--- STATED TASK ---
Reproduce every entry exactly.

Start

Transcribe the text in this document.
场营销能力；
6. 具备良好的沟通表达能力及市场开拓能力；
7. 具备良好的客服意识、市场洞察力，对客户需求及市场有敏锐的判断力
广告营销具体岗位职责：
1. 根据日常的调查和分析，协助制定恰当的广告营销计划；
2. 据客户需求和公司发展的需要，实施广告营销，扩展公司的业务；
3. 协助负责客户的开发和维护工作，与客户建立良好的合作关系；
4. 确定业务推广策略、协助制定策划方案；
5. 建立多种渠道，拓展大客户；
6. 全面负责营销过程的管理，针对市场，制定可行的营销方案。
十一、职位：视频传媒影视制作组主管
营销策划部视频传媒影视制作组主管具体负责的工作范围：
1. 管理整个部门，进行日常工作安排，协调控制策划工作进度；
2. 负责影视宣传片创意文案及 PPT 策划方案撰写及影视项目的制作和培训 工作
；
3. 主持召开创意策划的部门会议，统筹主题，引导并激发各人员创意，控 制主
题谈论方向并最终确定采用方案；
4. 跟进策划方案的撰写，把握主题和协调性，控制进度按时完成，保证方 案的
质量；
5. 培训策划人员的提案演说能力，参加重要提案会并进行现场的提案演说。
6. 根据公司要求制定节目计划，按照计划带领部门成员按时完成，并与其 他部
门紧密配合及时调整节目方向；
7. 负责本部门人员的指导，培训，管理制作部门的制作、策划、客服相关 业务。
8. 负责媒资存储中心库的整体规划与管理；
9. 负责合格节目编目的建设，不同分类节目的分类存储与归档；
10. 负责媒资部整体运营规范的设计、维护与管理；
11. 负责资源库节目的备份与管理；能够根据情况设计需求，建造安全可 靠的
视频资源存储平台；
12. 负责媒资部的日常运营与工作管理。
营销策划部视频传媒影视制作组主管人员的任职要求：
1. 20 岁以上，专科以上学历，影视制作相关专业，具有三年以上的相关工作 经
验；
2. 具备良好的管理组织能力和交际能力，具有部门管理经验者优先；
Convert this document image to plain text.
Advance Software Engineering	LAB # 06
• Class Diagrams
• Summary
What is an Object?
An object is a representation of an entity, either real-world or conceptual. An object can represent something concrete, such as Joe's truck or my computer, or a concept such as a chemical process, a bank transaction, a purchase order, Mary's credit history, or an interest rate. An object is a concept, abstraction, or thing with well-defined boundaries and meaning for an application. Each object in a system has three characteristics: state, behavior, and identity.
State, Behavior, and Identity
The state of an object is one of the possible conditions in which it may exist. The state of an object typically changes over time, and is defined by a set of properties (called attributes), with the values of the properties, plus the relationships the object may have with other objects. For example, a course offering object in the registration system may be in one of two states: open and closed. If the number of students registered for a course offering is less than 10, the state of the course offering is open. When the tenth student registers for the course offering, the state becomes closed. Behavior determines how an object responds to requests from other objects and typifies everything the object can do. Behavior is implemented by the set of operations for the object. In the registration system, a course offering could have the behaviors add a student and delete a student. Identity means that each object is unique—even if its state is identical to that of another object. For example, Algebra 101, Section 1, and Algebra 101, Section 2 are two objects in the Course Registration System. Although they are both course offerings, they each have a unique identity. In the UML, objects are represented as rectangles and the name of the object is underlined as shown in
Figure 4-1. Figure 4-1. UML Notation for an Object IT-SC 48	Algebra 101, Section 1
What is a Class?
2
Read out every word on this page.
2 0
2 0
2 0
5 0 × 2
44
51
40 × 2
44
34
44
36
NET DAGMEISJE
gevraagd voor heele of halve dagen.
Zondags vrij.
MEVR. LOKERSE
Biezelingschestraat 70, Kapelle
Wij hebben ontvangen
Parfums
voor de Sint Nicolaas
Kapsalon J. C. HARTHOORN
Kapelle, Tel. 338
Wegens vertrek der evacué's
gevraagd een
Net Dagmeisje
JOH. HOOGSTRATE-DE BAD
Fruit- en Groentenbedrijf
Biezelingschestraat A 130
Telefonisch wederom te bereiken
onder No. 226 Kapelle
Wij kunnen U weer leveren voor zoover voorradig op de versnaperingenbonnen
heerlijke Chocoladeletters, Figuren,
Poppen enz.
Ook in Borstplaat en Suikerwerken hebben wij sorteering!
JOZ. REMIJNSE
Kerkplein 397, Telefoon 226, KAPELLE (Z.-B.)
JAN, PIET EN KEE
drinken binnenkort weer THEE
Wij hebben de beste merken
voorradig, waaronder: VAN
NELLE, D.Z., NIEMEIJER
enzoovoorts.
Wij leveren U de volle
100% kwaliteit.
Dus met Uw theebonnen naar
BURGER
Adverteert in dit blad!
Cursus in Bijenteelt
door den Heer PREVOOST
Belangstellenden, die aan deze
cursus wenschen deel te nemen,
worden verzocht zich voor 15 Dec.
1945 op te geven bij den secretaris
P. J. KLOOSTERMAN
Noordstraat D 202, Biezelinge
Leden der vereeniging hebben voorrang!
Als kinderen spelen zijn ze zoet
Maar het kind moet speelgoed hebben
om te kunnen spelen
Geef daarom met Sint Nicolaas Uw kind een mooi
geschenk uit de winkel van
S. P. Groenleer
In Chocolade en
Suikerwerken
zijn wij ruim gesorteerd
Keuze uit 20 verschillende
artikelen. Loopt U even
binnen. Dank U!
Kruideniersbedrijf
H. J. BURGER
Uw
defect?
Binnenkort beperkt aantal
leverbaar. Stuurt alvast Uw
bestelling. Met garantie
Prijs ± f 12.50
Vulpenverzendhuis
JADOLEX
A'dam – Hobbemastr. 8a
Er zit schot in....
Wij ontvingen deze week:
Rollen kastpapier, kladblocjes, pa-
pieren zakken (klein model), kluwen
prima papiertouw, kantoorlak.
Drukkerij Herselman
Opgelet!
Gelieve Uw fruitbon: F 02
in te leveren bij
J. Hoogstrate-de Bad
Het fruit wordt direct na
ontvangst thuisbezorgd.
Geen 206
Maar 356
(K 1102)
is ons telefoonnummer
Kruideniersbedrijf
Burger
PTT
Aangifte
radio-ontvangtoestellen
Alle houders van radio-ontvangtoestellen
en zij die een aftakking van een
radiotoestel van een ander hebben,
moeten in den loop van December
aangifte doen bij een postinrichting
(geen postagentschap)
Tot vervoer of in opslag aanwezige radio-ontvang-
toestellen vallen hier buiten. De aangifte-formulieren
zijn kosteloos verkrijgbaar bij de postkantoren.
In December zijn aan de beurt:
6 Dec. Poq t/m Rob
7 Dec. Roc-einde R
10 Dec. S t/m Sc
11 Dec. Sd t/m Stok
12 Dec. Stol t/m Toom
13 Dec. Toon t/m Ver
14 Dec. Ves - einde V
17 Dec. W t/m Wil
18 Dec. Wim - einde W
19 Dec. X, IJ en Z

End

--- FULL RESPONSE ---
Transcribe the text in this document.
场营销能力；
6. 具备良好的沟通表达能力及市场开拓能力；
7. 具备良好的客服意识、市场洞察力，对客户需求及市场有敏锐的判断力
广告营销具体岗位职责：
1. 根据日常的调查和分析，协助制定恰当的广告营销计划；
2. 据客户需求和公司发展的需要，实施广告营销，扩展公司的业务；
3. 协助负责客户的开发和维护工作，与客户建立良好的合作关系；
4. 确定业务推广策略、协助制定策划方案；
5. 建立多种渠道，拓展大客户；
6. 全面负责营销过程的管理，针对市场，制定可行的营销方案。
十一、职位：视频传媒影视制作组主管
营销策划部视频传媒影视制作组主管具体负责的工作范围：
1. 管理整个部门，进行日常工作安排，协调控制策划工作进度；
2. 负责影视宣传片创意文案及 PPT 策划方案撰写及影视项目的制作和培训 工作
；
3. 主持召开创意策划的部门会议，统筹主题，引导并激发各人员创意，控 制主
题谈论方向并最终确定采用方案；
4. 跟进策划方案的撰写，把握主题和协调性，控制进度按时完成，保证方 案的
质量；
5. 培训策划人员的提案演说能力，参加重要提案会并进行现场的提案演说。
6. 根据公司要求制定节目计划，按照计划带领部门成员按时完成，并与其 他部
门紧密配合及时调整节目方向；
7. 负责本部门人员的指导，培训，管理制作部门的制作、策划、客服相关 业务。
8. 负责媒资存储中心库的整体规划与管理；
9. 负责合格节目编目的建设，不同分类节目的分类存储与归档；
10. 负责媒资部整体运营规范的设计、维护与管理；
11. 负责资源库节目的备份与管理；能够根据情况设计需求，建造安全可 靠的
视频资源存储平台；
12. 负责媒资部的日常运营与工作管理。
营销策划部视频传媒影视制作组主管人员的任职要求：
1. 20 岁以上，专科以上学历，影视制作相关专业，具有三年以上的相关工作 经
验；
2. 具备良好的管理组织能力和交际能力，具有部门管理经验者优先；
Convert this document image to plain text.
Advance Software Engineering	LAB # 06
• Class Diagrams
• Summary
What is an Object?
An object is a representation of an entity, either real-world or conceptual. An object can represent something concrete, such as Joe's truck or my computer, or a concept such as a chemical process, a bank transaction, a purchase order, Mary's credit history, or an interest rate. An object is a concept, abstraction, or thing with well-defined boundaries and meaning for an application. Each object in a system has three characteristics: state, behavior, and identity.
State, Behavior, and Identity
The state of an object is one of the possible conditions in which it may exist. The state of an object typically changes over time, and is defined by a set of properties (called attributes), with the values of the properties, plus the relationships the object may have with other objects. For example, a course offering object in the registration system may be in one of two states: open and closed. If the number of students registered for a course offering is less than 10, the state of the course offering is open. When the tenth student registers for the course offering, the state becomes closed. Behavior determines how an object responds to requests from other objects and typifies everything the object can do. Behavior is implemented by the set of operations for the object. In the registration system, a course offering could have the behaviors add a student and delete a student. Identity means that each object is unique—even if its state is identical to that of another object. For example, Algebra 101, Section 1, and Algebra 101, Section 2 are two objects in the Course Registration System. Although they are both course offerings, they each have a unique identity. In the UML, objects are represented as rectangles and the name of the object is underlined as shown in
Figure 4-1. Figure 4-1. UML Notation for an Object IT-SC 48	Algebra 101, Section 1
What is a Class?
2
Read out every word on this page.
2 0
2 0
2 0
5 0 × 2
44
51
40 × 2
44
34
44
36
NET DAGMEISJE
gevraagd voor heele of halve dagen.
Zondags vrij.
MEVR. LOKERSE
Biezelingschestraat 70, Kapelle
Wij hebben ontvangen
Parfums
voor de Sint Nicolaas
Kapsalon J. C. HARTHOORN
Kapelle, Tel. 338
Wegens vertrek der evacué's
gevraagd een
Net Dagmeisje
JOH. HOOGSTRATE-DE BAD
Fruit- en Groentenbedrijf
Biezelingschestraat A 130
Telefonisch wederom te bereiken
onder No. 226 Kapelle
Wij kunnen U weer leveren voor zoover voorradig op de versnaperingenbonnen
heerlijke Chocoladeletters, Figuren,
Poppen enz.
Ook in Borstplaat en Suikerwerken hebben wij sorteering!
JOZ. REMIJNSE
Kerkplein 397, Telefoon 226, KAPELLE (Z.-B.)
JAN, PIET EN KEE
drinken binnenkort weer THEE
Wij hebben de beste merken
voorradig, waaronder: VAN
NELLE, D.Z., NIEMEIJER
enzoovoorts.
Wij leveren U de volle
100% kwaliteit.
Dus met Uw theebonnen naar
BURGER
Adverteert in dit blad!
Cursus in Bijenteelt
door den Heer PREVOOST
Belangstellenden, die aan deze
cursus wenschen deel te nemen,
worden verzocht zich voor 15 Dec.
1945 op te geven bij den secretaris
P. J. KLOOSTERMAN
Noordstraat D 202, Biezelinge
Leden der vereeniging hebben voorrang!
Als kinderen spelen zijn ze zoet
Maar het kind moet speelgoed hebben
om te kunnen spelen
Geef daarom met Sint Nicolaas Uw kind een mooi
geschenk uit de winkel van
S. P. Groenleer
In Chocolade en
Suikerwerken
zijn wij ruim gesorteerd
Keuze uit 20 verschillende
artikelen. Loopt U even
binnen. Dank U!
Kruideniersbedrijf
H. J. BURGER
Uw
defect?
Binnenkort beperkt aantal
leverbaar. Stuurt alvast Uw
bestelling. Met garantie
Prijs ± f 12.50
Vulpenverzendhuis
JADOLEX
A'dam – Hobbemastr. 8a
Er zit schot in....
Wij ontvingen deze week:
Rollen kastpapier, kladblocjes, pa-
pieren zakken (klein model), kluwen
prima papiertouw, kantoorlak.
Drukkerij Herselman
Opgelet!
Gelieve Uw fruitbon: F 02
in te leveren bij
J. Hoogstrate-de Bad
Het fruit wordt direct na
ontvangst thuisbezorgd.
Geen 206
Maar 356
(K 1102)
is ons telefoonnummer
Kruideniersbedrijf
Burger
PTT
Aangifte
radio-ontvangtoestellen
Alle houders van radio-ontvangtoestellen
en zij die een aftakking van een
radiotoestel van een ander hebben,
moeten in den loop van December
aangifte doen bij een postinrichting
(geen postagentschap)
Tot vervoer of in opslag aanwezige radio-ontvang-
toestellen vallen hier buiten. De aangifte-formulieren
zijn kosteloos verkrijgbaar bij de postkantoren.
In December zijn aan de beurt:
6 Dec. Poq t/m Rob
7 Dec. Roc-einde R
10 Dec. S t/m Sc
11 Dec. Sd t/m Stok
12 Dec. Stol t/m Toom
13 Dec. Toon t/m Ver
14 Dec. Ves - einde V
17 Dec. W t/m Wil
18 Dec. Wim - einde W
19 Dec. X, IJ en Z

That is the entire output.